## PROVIDED MATERIAL
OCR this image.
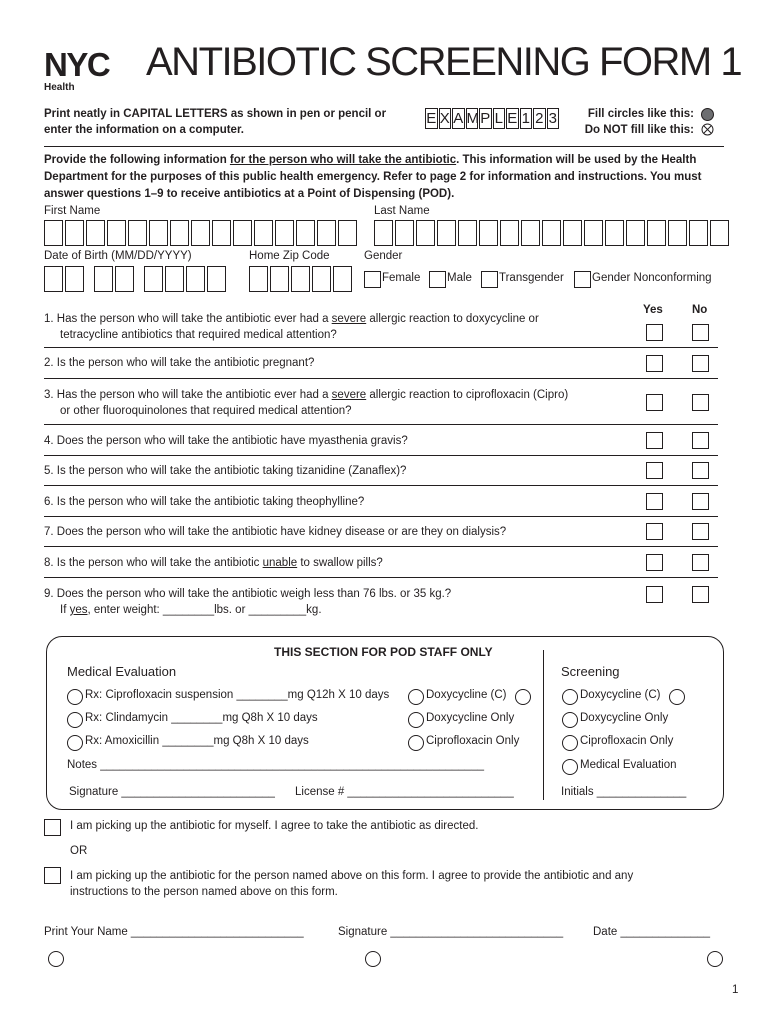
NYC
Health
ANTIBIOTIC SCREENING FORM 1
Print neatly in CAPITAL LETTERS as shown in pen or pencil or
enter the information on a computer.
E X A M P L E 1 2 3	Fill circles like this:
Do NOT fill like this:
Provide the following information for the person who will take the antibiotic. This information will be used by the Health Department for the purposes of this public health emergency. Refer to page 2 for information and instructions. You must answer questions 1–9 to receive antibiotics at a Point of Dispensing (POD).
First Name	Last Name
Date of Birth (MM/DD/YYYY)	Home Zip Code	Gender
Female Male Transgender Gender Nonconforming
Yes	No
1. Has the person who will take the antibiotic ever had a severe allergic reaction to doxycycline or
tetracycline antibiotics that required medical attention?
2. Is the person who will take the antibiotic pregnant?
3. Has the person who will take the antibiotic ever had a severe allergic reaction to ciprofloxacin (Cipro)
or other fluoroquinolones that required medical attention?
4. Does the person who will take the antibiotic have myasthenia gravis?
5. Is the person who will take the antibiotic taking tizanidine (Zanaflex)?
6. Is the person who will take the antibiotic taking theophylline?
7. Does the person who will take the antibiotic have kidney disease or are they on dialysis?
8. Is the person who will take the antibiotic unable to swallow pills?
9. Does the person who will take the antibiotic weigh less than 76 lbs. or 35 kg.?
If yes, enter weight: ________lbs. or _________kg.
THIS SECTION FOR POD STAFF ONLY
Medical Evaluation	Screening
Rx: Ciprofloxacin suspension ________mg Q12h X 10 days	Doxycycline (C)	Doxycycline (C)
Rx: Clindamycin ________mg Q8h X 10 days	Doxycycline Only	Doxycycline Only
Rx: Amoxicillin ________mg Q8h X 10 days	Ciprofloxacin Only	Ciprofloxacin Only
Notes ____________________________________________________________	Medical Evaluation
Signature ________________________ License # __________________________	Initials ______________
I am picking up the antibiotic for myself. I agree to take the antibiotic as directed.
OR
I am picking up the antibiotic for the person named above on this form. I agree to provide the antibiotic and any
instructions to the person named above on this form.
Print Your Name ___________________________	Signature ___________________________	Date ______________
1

## GOAL
Look through the material above and work out how many of its lines contain "instructions". State the number only.

## SOLUTION TO THE PROBLEM
2